> WRITTEN INSTRUCTION
Repeat each line of the material below exactly as it appears, minus any pictures.

[Dataset records]
■ ■ ■ ■ ■ ■ ■

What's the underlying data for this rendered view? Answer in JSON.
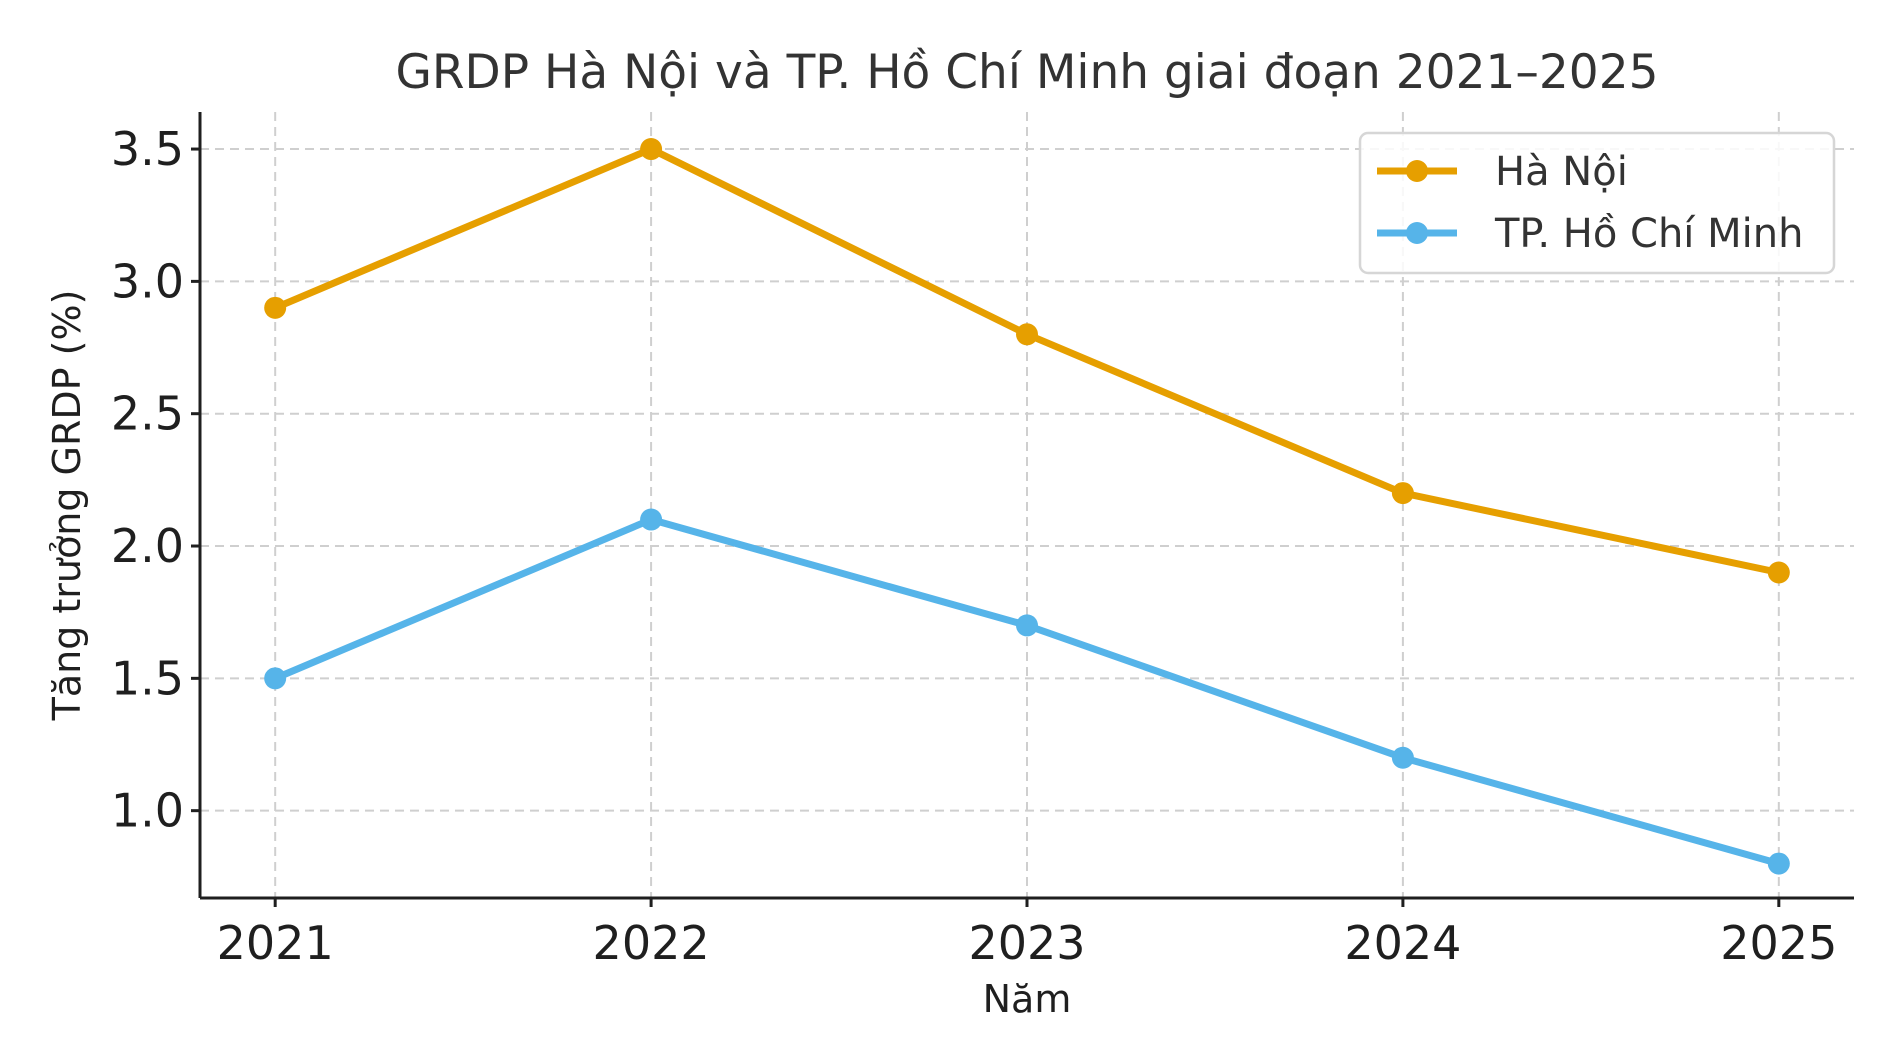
{
  "chart_data": {
    "type": "line",
    "title": "GRDP Hà Nội và TP. Hồ Chí Minh giai đoạn 2021–2025",
    "xlabel": "Năm",
    "ylabel": "Tăng trưởng GRDP (%)",
    "x": [
      2021,
      2022,
      2023,
      2024,
      2025
    ],
    "x_tick_labels": [
      "2021",
      "2022",
      "2023",
      "2024",
      "2025"
    ],
    "y_ticks": [
      1.0,
      1.5,
      2.0,
      2.5,
      3.0,
      3.5
    ],
    "y_tick_labels": [
      "1.0",
      "1.5",
      "2.0",
      "2.5",
      "3.0",
      "3.5"
    ],
    "ylim": [
      0.67,
      3.64
    ],
    "xlim": [
      2020.8,
      2025.2
    ],
    "grid": true,
    "legend_position": "top-right",
    "series": [
      {
        "name": "Hà Nội",
        "color": "#E69F00",
        "marker": "circle",
        "values": [
          2.9,
          3.5,
          2.8,
          2.2,
          1.9
        ]
      },
      {
        "name": "TP. Hồ Chí Minh",
        "color": "#56B4E9",
        "marker": "circle",
        "values": [
          1.5,
          2.1,
          1.7,
          1.2,
          0.8
        ]
      }
    ]
  }
}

■ ■ ■ ■ ■ ■ ■

> EXERCISE RESULT
What's the underlying data for this rendered view? Answer in JSON.
{
  "chart_data": {
    "type": "line",
    "title": "GRDP Hà Nội và TP. Hồ Chí Minh giai đoạn 2021–2025",
    "xlabel": "Năm",
    "ylabel": "Tăng trưởng GRDP (%)",
    "x": [
      2021,
      2022,
      2023,
      2024,
      2025
    ],
    "x_tick_labels": [
      "2021",
      "2022",
      "2023",
      "2024",
      "2025"
    ],
    "y_ticks": [
      1.0,
      1.5,
      2.0,
      2.5,
      3.0,
      3.5
    ],
    "y_tick_labels": [
      "1.0",
      "1.5",
      "2.0",
      "2.5",
      "3.0",
      "3.5"
    ],
    "ylim": [
      0.67,
      3.64
    ],
    "xlim": [
      2020.8,
      2025.2
    ],
    "grid": true,
    "legend_position": "top-right",
    "series": [
      {
        "name": "Hà Nội",
        "color": "#E69F00",
        "marker": "circle",
        "values": [
          2.9,
          3.5,
          2.8,
          2.2,
          1.9
        ]
      },
      {
        "name": "TP. Hồ Chí Minh",
        "color": "#56B4E9",
        "marker": "circle",
        "values": [
          1.5,
          2.1,
          1.7,
          1.2,
          0.8
        ]
      }
    ]
  }
}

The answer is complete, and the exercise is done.